Dataset entries on figures
--

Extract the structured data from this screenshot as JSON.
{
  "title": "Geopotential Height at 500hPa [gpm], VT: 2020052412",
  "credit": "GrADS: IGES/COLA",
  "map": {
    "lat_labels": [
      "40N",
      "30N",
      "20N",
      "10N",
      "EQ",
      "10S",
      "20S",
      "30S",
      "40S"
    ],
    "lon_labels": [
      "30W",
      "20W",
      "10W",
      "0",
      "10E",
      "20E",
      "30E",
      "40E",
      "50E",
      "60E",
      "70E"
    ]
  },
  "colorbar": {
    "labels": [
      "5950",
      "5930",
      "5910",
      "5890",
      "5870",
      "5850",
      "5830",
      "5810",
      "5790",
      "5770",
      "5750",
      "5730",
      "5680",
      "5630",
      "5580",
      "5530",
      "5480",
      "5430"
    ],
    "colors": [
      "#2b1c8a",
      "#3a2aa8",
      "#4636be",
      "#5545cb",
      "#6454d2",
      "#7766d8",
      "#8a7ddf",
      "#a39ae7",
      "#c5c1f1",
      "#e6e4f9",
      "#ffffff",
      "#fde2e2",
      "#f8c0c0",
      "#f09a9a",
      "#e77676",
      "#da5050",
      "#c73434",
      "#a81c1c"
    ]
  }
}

--

WRITTEN EXERCISE.
Go through the listing and copy all of it exactly.

ANSWER TO THIS TASK.
Extract the structured data from this screenshot as JSON.
{
  "title": "Geopotential Height at 500hPa [gpm], VT: 2020052412",
  "credit": "GrADS: IGES/COLA",
  "map": {
    "lat_labels": [
      "40N",
      "30N",
      "20N",
      "10N",
      "EQ",
      "10S",
      "20S",
      "30S",
      "40S"
    ],
    "lon_labels": [
      "30W",
      "20W",
      "10W",
      "0",
      "10E",
      "20E",
      "30E",
      "40E",
      "50E",
      "60E",
      "70E"
    ]
  },
  "colorbar": {
    "labels": [
      "5950",
      "5930",
      "5910",
      "5890",
      "5870",
      "5850",
      "5830",
      "5810",
      "5790",
      "5770",
      "5750",
      "5730",
      "5680",
      "5630",
      "5580",
      "5530",
      "5480",
      "5430"
    ],
    "colors": [
      "#2b1c8a",
      "#3a2aa8",
      "#4636be",
      "#5545cb",
      "#6454d2",
      "#7766d8",
      "#8a7ddf",
      "#a39ae7",
      "#c5c1f1",
      "#e6e4f9",
      "#ffffff",
      "#fde2e2",
      "#f8c0c0",
      "#f09a9a",
      "#e77676",
      "#da5050",
      "#c73434",
      "#a81c1c"
    ]
  }
}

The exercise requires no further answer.